Stated exercise ▸
Repeat each entry in full, exactly.

***** Dataset records

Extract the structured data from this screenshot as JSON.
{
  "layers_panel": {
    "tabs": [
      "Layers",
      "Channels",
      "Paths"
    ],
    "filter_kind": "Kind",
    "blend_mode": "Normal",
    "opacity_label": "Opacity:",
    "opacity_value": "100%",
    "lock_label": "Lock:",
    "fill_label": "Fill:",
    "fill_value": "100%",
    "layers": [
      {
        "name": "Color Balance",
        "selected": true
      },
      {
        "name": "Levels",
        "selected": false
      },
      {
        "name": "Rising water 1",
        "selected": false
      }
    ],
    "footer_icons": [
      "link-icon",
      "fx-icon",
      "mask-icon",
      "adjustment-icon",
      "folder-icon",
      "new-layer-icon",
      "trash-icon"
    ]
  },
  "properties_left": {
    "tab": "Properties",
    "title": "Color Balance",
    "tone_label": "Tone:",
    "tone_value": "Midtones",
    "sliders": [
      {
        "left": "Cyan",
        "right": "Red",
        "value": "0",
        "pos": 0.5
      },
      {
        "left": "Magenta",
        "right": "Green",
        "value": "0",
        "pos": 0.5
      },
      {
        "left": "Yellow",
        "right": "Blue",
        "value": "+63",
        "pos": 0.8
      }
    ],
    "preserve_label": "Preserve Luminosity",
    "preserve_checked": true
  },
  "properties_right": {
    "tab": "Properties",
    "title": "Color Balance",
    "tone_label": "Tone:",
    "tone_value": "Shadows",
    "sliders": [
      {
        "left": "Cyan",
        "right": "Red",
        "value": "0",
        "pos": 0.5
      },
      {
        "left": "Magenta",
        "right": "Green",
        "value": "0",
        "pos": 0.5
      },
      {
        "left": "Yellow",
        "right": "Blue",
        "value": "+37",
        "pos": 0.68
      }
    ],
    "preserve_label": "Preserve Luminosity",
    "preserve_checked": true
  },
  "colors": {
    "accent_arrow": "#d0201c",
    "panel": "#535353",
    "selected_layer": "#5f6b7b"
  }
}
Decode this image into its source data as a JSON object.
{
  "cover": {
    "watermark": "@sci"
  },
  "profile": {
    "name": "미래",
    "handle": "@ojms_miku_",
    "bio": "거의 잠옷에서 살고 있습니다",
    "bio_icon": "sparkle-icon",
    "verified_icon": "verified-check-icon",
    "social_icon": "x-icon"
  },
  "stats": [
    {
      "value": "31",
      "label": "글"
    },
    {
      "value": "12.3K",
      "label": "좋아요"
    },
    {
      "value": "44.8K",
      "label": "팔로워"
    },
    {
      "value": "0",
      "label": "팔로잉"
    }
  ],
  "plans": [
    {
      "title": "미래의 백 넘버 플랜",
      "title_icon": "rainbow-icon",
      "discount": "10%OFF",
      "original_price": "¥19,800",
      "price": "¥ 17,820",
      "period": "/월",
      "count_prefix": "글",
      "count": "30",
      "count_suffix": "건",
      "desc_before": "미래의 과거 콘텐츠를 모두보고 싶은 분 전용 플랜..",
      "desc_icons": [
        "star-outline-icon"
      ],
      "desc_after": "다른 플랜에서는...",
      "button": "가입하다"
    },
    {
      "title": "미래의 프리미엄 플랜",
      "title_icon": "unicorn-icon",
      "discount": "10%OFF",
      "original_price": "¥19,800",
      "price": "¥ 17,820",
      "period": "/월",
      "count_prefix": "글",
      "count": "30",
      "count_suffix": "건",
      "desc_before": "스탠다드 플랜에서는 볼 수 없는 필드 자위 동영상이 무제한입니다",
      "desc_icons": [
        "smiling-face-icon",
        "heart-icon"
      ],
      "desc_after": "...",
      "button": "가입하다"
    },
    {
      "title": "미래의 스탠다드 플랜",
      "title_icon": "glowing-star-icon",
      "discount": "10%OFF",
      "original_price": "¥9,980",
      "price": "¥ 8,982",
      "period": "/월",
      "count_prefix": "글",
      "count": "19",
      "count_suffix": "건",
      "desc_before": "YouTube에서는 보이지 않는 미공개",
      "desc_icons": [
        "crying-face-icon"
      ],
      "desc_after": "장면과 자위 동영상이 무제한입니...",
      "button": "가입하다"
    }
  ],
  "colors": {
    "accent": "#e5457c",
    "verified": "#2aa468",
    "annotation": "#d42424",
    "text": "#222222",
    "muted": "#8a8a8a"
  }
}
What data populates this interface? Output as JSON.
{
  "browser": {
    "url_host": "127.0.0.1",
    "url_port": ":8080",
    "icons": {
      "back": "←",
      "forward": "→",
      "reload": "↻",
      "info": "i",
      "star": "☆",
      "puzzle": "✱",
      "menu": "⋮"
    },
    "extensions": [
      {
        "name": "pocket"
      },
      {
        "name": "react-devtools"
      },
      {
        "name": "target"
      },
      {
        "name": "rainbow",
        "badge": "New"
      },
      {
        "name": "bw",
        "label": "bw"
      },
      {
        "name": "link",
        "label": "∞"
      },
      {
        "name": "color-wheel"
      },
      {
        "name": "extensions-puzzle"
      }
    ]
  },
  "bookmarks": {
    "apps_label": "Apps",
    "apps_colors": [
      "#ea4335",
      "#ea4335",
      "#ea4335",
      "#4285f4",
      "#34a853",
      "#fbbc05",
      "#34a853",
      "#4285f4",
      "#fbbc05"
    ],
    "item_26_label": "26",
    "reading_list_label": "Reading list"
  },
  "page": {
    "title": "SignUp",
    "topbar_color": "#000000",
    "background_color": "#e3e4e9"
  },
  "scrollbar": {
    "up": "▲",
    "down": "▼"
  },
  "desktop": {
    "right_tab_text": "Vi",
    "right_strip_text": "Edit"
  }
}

**********

Solved problem ▸
Extract the structured data from this screenshot as JSON.
{
  "layers_panel": {
    "tabs": [
      "Layers",
      "Channels",
      "Paths"
    ],
    "filter_kind": "Kind",
    "blend_mode": "Normal",
    "opacity_label": "Opacity:",
    "opacity_value": "100%",
    "lock_label": "Lock:",
    "fill_label": "Fill:",
    "fill_value": "100%",
    "layers": [
      {
        "name": "Color Balance",
        "selected": true
      },
      {
        "name": "Levels",
        "selected": false
      },
      {
        "name": "Rising water 1",
        "selected": false
      }
    ],
    "footer_icons": [
      "link-icon",
      "fx-icon",
      "mask-icon",
      "adjustment-icon",
      "folder-icon",
      "new-layer-icon",
      "trash-icon"
    ]
  },
  "properties_left": {
    "tab": "Properties",
    "title": "Color Balance",
    "tone_label": "Tone:",
    "tone_value": "Midtones",
    "sliders": [
      {
        "left": "Cyan",
        "right": "Red",
        "value": "0",
        "pos": 0.5
      },
      {
        "left": "Magenta",
        "right": "Green",
        "value": "0",
        "pos": 0.5
      },
      {
        "left": "Yellow",
        "right": "Blue",
        "value": "+63",
        "pos": 0.8
      }
    ],
    "preserve_label": "Preserve Luminosity",
    "preserve_checked": true
  },
  "properties_right": {
    "tab": "Properties",
    "title": "Color Balance",
    "tone_label": "Tone:",
    "tone_value": "Shadows",
    "sliders": [
      {
        "left": "Cyan",
        "right": "Red",
        "value": "0",
        "pos": 0.5
      },
      {
        "left": "Magenta",
        "right": "Green",
        "value": "0",
        "pos": 0.5
      },
      {
        "left": "Yellow",
        "right": "Blue",
        "value": "+37",
        "pos": 0.68
      }
    ],
    "preserve_label": "Preserve Luminosity",
    "preserve_checked": true
  },
  "colors": {
    "accent_arrow": "#d0201c",
    "panel": "#535353",
    "selected_layer": "#5f6b7b"
  }
}
Decode this image into its source data as a JSON object.
{
  "cover": {
    "watermark": "@sci"
  },
  "profile": {
    "name": "미래",
    "handle": "@ojms_miku_",
    "bio": "거의 잠옷에서 살고 있습니다",
    "bio_icon": "sparkle-icon",
    "verified_icon": "verified-check-icon",
    "social_icon": "x-icon"
  },
  "stats": [
    {
      "value": "31",
      "label": "글"
    },
    {
      "value": "12.3K",
      "label": "좋아요"
    },
    {
      "value": "44.8K",
      "label": "팔로워"
    },
    {
      "value": "0",
      "label": "팔로잉"
    }
  ],
  "plans": [
    {
      "title": "미래의 백 넘버 플랜",
      "title_icon": "rainbow-icon",
      "discount": "10%OFF",
      "original_price": "¥19,800",
      "price": "¥ 17,820",
      "period": "/월",
      "count_prefix": "글",
      "count": "30",
      "count_suffix": "건",
      "desc_before": "미래의 과거 콘텐츠를 모두보고 싶은 분 전용 플랜..",
      "desc_icons": [
        "star-outline-icon"
      ],
      "desc_after": "다른 플랜에서는...",
      "button": "가입하다"
    },
    {
      "title": "미래의 프리미엄 플랜",
      "title_icon": "unicorn-icon",
      "discount": "10%OFF",
      "original_price": "¥19,800",
      "price": "¥ 17,820",
      "period": "/월",
      "count_prefix": "글",
      "count": "30",
      "count_suffix": "건",
      "desc_before": "스탠다드 플랜에서는 볼 수 없는 필드 자위 동영상이 무제한입니다",
      "desc_icons": [
        "smiling-face-icon",
        "heart-icon"
      ],
      "desc_after": "...",
      "button": "가입하다"
    },
    {
      "title": "미래의 스탠다드 플랜",
      "title_icon": "glowing-star-icon",
      "discount": "10%OFF",
      "original_price": "¥9,980",
      "price": "¥ 8,982",
      "period": "/월",
      "count_prefix": "글",
      "count": "19",
      "count_suffix": "건",
      "desc_before": "YouTube에서는 보이지 않는 미공개",
      "desc_icons": [
        "crying-face-icon"
      ],
      "desc_after": "장면과 자위 동영상이 무제한입니...",
      "button": "가입하다"
    }
  ],
  "colors": {
    "accent": "#e5457c",
    "verified": "#2aa468",
    "annotation": "#d42424",
    "text": "#222222",
    "muted": "#8a8a8a"
  }
}
What data populates this interface? Output as JSON.
{
  "browser": {
    "url_host": "127.0.0.1",
    "url_port": ":8080",
    "icons": {
      "back": "←",
      "forward": "→",
      "reload": "↻",
      "info": "i",
      "star": "☆",
      "puzzle": "✱",
      "menu": "⋮"
    },
    "extensions": [
      {
        "name": "pocket"
      },
      {
        "name": "react-devtools"
      },
      {
        "name": "target"
      },
      {
        "name": "rainbow",
        "badge": "New"
      },
      {
        "name": "bw",
        "label": "bw"
      },
      {
        "name": "link",
        "label": "∞"
      },
      {
        "name": "color-wheel"
      },
      {
        "name": "extensions-puzzle"
      }
    ]
  },
  "bookmarks": {
    "apps_label": "Apps",
    "apps_colors": [
      "#ea4335",
      "#ea4335",
      "#ea4335",
      "#4285f4",
      "#34a853",
      "#fbbc05",
      "#34a853",
      "#4285f4",
      "#fbbc05"
    ],
    "item_26_label": "26",
    "reading_list_label": "Reading list"
  },
  "page": {
    "title": "SignUp",
    "topbar_color": "#000000",
    "background_color": "#e3e4e9"
  },
  "scrollbar": {
    "up": "▲",
    "down": "▼"
  },
  "desktop": {
    "right_tab_text": "Vi",
    "right_strip_text": "Edit"
  }
}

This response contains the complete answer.